Short task - Write out each line from the data below that includes the word "this".

────

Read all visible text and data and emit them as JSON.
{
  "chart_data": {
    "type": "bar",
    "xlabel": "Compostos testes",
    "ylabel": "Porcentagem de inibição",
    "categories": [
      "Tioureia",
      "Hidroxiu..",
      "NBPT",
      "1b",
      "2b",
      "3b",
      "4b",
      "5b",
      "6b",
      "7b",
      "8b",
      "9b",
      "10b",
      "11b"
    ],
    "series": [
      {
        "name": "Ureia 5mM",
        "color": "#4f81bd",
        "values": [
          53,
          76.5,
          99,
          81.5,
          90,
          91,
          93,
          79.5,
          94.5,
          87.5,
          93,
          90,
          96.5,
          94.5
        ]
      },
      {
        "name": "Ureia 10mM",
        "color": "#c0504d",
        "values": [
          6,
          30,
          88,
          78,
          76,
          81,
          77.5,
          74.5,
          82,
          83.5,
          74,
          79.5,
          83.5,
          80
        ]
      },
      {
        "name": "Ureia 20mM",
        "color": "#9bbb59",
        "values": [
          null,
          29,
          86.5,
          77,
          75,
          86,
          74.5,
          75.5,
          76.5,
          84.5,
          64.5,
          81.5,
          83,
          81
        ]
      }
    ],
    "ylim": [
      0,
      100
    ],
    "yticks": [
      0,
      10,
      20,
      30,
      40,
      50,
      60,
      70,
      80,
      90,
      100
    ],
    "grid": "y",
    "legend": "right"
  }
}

────

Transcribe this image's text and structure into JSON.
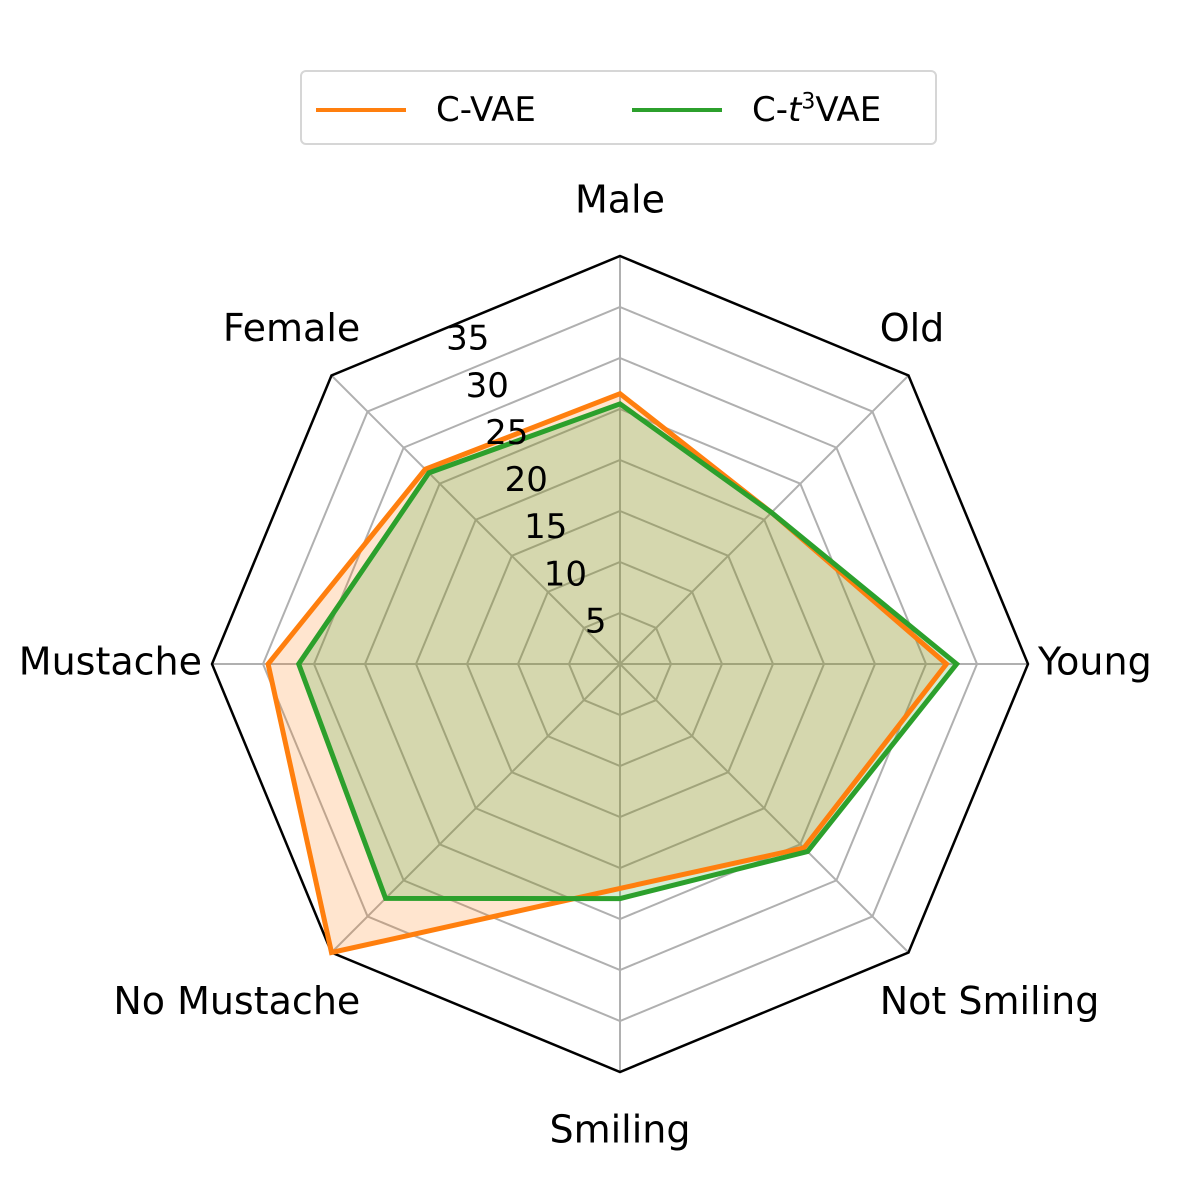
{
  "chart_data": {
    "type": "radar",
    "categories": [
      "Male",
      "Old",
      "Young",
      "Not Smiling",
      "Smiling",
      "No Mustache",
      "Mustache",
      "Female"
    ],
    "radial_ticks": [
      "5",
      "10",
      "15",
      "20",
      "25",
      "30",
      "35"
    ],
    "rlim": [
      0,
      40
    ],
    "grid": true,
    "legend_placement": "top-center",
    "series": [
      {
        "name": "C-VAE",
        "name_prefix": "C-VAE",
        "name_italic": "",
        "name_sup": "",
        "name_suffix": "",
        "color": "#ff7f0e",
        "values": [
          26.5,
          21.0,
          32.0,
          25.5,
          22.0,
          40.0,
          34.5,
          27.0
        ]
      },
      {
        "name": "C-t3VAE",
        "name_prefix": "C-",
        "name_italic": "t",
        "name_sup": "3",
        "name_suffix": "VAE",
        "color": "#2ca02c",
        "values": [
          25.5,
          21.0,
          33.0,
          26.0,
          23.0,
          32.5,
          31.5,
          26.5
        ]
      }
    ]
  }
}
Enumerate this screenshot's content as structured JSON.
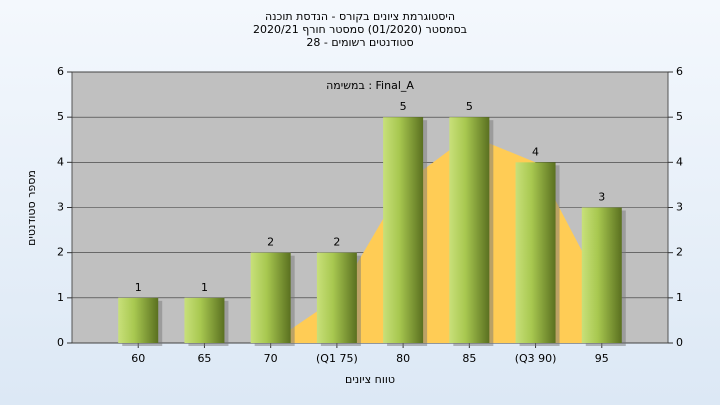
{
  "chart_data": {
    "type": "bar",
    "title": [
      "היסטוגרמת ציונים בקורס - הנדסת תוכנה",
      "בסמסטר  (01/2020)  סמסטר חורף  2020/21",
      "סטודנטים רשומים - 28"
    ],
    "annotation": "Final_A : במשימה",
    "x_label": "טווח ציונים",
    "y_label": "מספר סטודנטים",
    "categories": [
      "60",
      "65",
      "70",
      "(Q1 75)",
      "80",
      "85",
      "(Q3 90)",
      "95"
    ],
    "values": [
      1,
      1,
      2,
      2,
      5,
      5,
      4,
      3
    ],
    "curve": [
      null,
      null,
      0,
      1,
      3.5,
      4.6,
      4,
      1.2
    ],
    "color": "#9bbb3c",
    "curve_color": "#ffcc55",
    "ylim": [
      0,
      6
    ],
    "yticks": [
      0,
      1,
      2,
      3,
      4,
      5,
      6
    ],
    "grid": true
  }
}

────

Output -
Transcribe this image's text and structure into JSON.
Enumerate this screenshot's content as structured JSON.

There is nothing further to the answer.